(Instructions to follow)
Return the material exactly as supplied, apart from the pictures, which are omitted.

[Data excerpts]
[Begin]
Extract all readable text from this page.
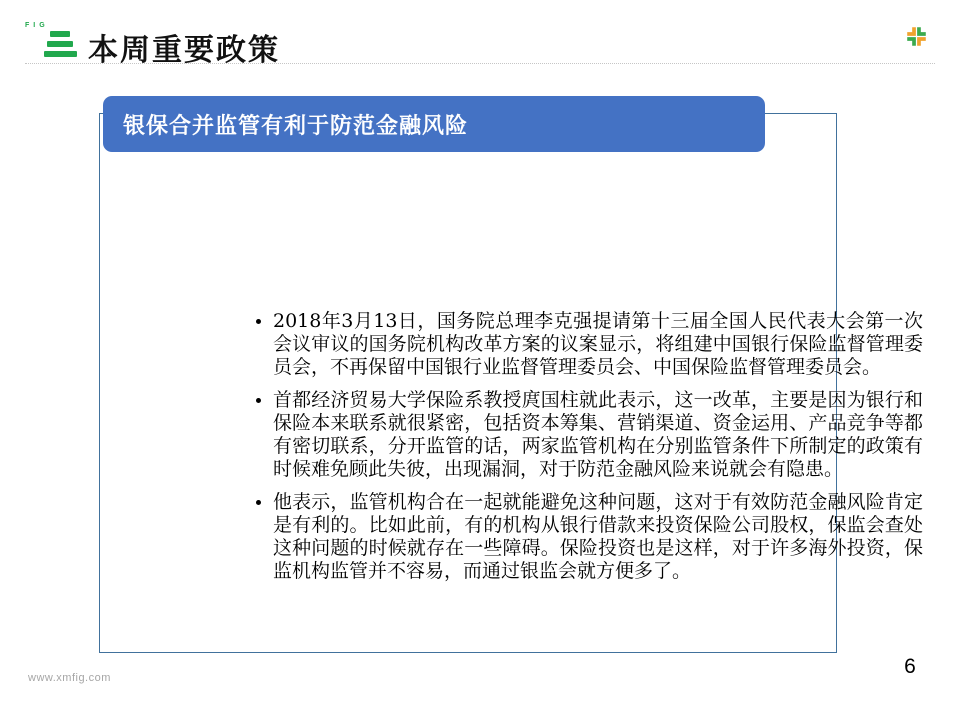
FIG
本周重要政策
2018年3月13日，国务院总理李克强提请第十三届全国人民代表大会第一次会议审议的国务院机构改革方案的议案显示，将组建中国银行保险监督管理委员会，不再保留中国银行业监督管理委员会、中国保险监督管理委员会。
首都经济贸易大学保险系教授庹国柱就此表示，这一改革，主要是因为银行和保险本来联系就很紧密，包括资本筹集、营销渠道、资金运用、产品竞争等都有密切联系，分开监管的话，两家监管机构在分别监管条件下所制定的政策有时候难免顾此失彼，出现漏洞，对于防范金融风险来说就会有隐患。
他表示，监管机构合在一起就能避免这种问题，这对于有效防范金融风险肯定是有利的。比如此前，有的机构从银行借款来投资保险公司股权，保监会查处这种问题的时候就存在一些障碍。保险投资也是这样，对于许多海外投资，保监机构监管并不容易，而通过银监会就方便多了。
银保合并监管有利于防范金融风险
www.xmfig.com	6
[End]
(Solution)
Extract all readable text from this page.
FIG
本周重要政策
2018年3月13日，国务院总理李克强提请第十三届全国人民代表大会第一次会议审议的国务院机构改革方案的议案显示，将组建中国银行保险监督管理委员会，不再保留中国银行业监督管理委员会、中国保险监督管理委员会。
首都经济贸易大学保险系教授庹国柱就此表示，这一改革，主要是因为银行和保险本来联系就很紧密，包括资本筹集、营销渠道、资金运用、产品竞争等都有密切联系，分开监管的话，两家监管机构在分别监管条件下所制定的政策有时候难免顾此失彼，出现漏洞，对于防范金融风险来说就会有隐患。
他表示，监管机构合在一起就能避免这种问题，这对于有效防范金融风险肯定是有利的。比如此前，有的机构从银行借款来投资保险公司股权，保监会查处这种问题的时候就存在一些障碍。保险投资也是这样，对于许多海外投资，保监机构监管并不容易，而通过银监会就方便多了。
银保合并监管有利于防范金融风险
www.xmfig.com	6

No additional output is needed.